SOURCE EXTRACT:
+++

We are not alone in when it comes to the challenge of waiting. Abraham waited twenty-five years for the child of promise. Moses waited four decades before God sent him back to Egypt. Saul failed to wait a full seven days for Samuel to arrive, and who knows how long David waited for God to set him on the throne of Israel. Esau couldn’t wait for supper, and sold his birthright. Job had to endure horrible loss and unfair accusation before God reminded him of His power, and still we do not know that God ever explained to him what had happened. Habakkuk and Zechariah cried to God in their confusion, waiting for answers and resolution. The prodigal son couldn’t wait to leave home. The farmer waits for the early and latter rain (Jas.5.7). The souls under the altar are told to wait for God’s vindication of their unjust death (Rev.6.10-11). Waiting is hard.
Yet, waiting on God is the ultimate expression of trust.

+++

DATASET RECORDS:
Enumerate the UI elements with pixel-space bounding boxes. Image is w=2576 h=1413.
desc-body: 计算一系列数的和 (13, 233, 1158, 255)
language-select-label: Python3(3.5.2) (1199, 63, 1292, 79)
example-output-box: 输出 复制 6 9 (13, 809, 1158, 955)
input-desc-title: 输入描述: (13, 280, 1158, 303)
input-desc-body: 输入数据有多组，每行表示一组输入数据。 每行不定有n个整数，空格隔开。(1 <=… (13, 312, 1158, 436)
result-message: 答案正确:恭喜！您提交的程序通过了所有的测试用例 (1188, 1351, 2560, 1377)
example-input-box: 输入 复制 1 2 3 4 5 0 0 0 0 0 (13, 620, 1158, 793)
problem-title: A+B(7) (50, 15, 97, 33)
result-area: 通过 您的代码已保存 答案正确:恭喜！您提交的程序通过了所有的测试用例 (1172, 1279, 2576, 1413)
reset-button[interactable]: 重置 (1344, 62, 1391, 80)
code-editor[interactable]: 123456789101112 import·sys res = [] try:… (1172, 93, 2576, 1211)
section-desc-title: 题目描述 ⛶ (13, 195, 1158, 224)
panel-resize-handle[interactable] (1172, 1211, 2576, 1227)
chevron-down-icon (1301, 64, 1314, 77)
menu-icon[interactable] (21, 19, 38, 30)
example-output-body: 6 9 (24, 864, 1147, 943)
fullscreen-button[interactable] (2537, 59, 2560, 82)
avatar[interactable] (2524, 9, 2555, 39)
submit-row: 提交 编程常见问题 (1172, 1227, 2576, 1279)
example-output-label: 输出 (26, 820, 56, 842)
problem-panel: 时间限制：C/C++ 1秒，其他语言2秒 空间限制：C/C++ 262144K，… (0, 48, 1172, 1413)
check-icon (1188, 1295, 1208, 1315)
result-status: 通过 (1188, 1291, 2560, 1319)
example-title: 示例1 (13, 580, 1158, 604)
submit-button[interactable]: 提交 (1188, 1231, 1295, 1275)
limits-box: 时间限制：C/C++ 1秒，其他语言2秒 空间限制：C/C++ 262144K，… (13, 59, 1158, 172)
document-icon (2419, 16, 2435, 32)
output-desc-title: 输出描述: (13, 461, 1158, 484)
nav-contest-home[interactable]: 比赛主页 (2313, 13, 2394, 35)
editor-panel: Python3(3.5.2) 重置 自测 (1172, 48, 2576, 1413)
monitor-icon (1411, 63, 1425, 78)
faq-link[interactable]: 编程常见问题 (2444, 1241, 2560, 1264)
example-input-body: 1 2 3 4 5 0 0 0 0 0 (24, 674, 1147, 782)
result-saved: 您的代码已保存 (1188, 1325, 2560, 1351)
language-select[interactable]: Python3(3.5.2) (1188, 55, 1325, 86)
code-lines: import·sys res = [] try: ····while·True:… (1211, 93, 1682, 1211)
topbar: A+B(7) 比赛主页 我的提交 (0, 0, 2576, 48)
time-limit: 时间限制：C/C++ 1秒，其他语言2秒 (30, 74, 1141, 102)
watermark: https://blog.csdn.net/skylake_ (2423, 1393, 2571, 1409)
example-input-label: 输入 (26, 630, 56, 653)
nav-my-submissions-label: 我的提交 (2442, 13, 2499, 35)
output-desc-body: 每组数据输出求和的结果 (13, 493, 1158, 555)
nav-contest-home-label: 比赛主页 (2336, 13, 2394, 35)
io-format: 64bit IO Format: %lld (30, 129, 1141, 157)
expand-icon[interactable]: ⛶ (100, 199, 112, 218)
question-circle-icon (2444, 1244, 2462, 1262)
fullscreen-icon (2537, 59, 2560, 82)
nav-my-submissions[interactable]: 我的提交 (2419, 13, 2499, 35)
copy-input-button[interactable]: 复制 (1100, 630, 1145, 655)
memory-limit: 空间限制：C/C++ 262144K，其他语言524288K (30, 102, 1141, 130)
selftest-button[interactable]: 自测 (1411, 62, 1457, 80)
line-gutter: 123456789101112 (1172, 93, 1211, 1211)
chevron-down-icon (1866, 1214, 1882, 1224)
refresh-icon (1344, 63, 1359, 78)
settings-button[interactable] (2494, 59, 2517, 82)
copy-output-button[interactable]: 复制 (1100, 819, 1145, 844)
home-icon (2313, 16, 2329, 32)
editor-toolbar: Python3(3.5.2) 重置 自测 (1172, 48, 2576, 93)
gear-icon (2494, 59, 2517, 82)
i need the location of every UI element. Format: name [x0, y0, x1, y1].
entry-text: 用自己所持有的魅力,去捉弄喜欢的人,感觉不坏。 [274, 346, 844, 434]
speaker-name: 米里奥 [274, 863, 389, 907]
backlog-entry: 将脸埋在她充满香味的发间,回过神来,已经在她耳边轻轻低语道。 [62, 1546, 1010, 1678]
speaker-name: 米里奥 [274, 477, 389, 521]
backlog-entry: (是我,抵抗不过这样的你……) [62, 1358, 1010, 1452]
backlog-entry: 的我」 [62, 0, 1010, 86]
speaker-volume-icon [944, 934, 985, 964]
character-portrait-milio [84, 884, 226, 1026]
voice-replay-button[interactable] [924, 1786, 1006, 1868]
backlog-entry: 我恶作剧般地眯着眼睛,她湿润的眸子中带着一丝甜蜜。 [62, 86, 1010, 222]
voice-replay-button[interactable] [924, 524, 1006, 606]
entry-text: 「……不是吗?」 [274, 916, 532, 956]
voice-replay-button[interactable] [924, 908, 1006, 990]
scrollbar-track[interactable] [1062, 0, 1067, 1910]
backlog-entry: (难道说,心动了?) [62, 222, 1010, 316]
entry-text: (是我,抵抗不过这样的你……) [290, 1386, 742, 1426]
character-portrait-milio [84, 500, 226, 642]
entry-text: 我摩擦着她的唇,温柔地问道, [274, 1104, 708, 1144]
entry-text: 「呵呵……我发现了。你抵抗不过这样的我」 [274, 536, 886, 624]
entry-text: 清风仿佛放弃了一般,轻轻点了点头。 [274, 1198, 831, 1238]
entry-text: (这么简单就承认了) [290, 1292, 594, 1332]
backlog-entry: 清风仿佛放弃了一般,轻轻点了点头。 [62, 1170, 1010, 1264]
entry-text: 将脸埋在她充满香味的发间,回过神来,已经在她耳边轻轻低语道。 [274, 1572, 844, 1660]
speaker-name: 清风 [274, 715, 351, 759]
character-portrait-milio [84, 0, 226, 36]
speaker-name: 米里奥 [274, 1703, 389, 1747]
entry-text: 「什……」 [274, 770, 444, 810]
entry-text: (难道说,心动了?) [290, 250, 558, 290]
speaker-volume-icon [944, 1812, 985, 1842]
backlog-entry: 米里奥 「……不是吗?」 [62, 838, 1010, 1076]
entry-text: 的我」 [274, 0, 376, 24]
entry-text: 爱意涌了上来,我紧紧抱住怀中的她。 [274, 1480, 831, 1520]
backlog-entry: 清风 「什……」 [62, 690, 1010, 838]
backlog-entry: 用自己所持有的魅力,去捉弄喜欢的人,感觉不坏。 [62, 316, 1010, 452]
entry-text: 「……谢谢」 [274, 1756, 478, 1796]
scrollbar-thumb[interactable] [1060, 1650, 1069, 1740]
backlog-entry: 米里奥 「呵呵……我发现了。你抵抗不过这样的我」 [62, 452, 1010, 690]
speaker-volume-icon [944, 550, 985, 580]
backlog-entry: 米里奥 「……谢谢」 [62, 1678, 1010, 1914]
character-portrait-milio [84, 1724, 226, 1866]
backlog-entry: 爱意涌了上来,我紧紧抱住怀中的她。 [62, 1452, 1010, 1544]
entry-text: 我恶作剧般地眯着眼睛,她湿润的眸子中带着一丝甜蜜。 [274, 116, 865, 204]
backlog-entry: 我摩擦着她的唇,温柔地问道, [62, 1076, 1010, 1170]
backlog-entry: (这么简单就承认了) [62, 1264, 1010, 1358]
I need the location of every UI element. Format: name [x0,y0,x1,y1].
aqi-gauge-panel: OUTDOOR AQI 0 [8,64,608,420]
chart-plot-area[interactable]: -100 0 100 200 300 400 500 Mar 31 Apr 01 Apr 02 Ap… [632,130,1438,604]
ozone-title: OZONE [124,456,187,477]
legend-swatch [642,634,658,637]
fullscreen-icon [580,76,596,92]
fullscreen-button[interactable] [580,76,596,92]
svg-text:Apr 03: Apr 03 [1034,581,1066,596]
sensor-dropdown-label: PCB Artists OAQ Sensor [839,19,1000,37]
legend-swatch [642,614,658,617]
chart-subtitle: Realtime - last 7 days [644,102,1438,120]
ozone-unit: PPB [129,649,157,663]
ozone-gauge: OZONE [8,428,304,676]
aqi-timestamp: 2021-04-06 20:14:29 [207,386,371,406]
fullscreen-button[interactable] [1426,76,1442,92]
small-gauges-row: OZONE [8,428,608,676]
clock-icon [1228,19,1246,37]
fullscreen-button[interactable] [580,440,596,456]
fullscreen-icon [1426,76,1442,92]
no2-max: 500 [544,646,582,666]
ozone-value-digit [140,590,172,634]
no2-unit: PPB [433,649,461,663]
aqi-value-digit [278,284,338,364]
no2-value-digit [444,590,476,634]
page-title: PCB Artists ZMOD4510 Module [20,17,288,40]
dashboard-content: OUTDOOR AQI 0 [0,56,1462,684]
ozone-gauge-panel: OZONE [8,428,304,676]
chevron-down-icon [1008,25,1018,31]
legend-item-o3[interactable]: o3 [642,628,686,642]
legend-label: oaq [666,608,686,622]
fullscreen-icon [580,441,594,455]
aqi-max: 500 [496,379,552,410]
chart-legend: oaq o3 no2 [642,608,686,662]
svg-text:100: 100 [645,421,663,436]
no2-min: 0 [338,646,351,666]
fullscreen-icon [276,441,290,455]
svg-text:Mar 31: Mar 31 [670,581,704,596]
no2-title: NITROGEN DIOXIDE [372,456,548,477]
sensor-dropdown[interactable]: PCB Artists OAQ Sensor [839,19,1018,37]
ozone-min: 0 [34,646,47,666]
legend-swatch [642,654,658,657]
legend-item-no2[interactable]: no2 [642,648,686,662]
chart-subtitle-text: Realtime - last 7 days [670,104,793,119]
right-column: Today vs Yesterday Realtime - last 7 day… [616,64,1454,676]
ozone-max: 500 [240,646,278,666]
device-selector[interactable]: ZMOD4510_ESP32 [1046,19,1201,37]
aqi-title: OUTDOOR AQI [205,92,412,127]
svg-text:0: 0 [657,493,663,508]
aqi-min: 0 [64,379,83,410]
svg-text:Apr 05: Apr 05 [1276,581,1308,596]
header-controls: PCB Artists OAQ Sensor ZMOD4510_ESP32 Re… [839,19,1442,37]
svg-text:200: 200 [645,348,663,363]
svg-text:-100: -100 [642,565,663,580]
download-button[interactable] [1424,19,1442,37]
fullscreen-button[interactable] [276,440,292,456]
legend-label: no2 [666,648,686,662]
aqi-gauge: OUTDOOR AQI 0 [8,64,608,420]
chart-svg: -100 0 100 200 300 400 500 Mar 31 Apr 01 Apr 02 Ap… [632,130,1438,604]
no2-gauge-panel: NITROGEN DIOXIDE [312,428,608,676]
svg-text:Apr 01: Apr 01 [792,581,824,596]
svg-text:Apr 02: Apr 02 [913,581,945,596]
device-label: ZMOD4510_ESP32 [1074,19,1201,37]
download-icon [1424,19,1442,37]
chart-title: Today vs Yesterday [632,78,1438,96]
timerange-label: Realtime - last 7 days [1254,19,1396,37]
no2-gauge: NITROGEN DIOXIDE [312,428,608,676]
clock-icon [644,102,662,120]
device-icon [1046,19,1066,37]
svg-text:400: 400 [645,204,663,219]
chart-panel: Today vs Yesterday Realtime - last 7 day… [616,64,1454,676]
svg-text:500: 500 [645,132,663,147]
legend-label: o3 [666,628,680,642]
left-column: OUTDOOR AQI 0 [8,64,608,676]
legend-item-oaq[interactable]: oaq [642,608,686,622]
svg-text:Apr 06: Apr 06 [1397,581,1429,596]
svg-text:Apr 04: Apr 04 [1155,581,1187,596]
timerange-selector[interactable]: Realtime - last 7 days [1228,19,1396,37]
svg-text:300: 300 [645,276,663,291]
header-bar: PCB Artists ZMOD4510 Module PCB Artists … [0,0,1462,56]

+++

EXERCISES:
A) Answer these questions about the passage on waiting:
(i) How many years did Abraham wait for the child of promise?
(ii) What did Esau sell because he couldn't wait for supper?
(iii) What does the passage call the ultimate expression of trust?
B) Can you write out the passage on waiting starting with "We are not alone" and going on through "Waiting is hard.", replacing "supper" with "dinner"?
C) Can you extend the passage on waiting beyond its final sentence?

ANSWERS FOR THIS EXERCISE:
A)
(i) Twenty-five years.
(ii) His birthright.
(iii) Waiting on God.

B)
We are not alone in when it comes to the challenge of waiting. Abraham waited twenty-five years for the child of promise. Moses waited four decades before God sent him back to Egypt. Saul failed to wait a full seven days for Samuel to arrive, and who knows how long David waited for God to set him on the throne of Israel. Esau couldn’t wait for dinner, and sold his birthright. Job had to endure horrible loss and unfair accusation before God reminded him of His power, and still we do not know that God ever explained to him what had happened. Habakkuk and Zechariah cried to God in their confusion, waiting for answers and resolution. The prodigal son couldn’t wait to leave home. The farmer waits for the early and latter rain (Jas.5.7). The souls under the altar are told to wait for God’s vindication of their unjust death (Rev.6.10-11). Waiting is hard.

C)
Psalm 27 is somewhat uncommon compared to many of David’s compositions. Most are reflective expressions of emotion, directed toward God in supplication or praise. David’s heart is laid bare in the majority of his psalms. He is crying out in pain, or fear, or confusion, or despair. Or, he is singing the praises and hailing the virtues and glories of the LORD. And, while he occasionally calls upon the reader to join him or engage in some kind of activity, most of his psalms are expressive. Rarely, however, he will offer a psalm that is purely instructive. Psalm 37 is a series of admonitions and imperatives. Similarly, Psalms 33, 34, and 66 have some directive at their heart. I would propose that Psalm 27 is intended to fall into this didactic category, though it is unique in design.
This psalm begins with statements of supreme confidence in God (v.1-6). David sees the LORD as his “light…salvation…strength.” He notes God’s past deliverance when confronted by armies of his enemies. The value of association and intimacy with YAHWEH is clear in his desire to “dwell in the house of the LORD.” He is unwavering in the certainty of God’s victory on his behalf, and that faith is expressed in sacrifice and praise. However, beginning in v.7, many see a change in tone, as David cries out for mercy, assurance, and association. This tone, it is often argued, pervades the psalm through v.13. It is has even been suggested that Ps.27 is a composite, either written by two different authors, or by David in two different circumstances. Please consider an alternative.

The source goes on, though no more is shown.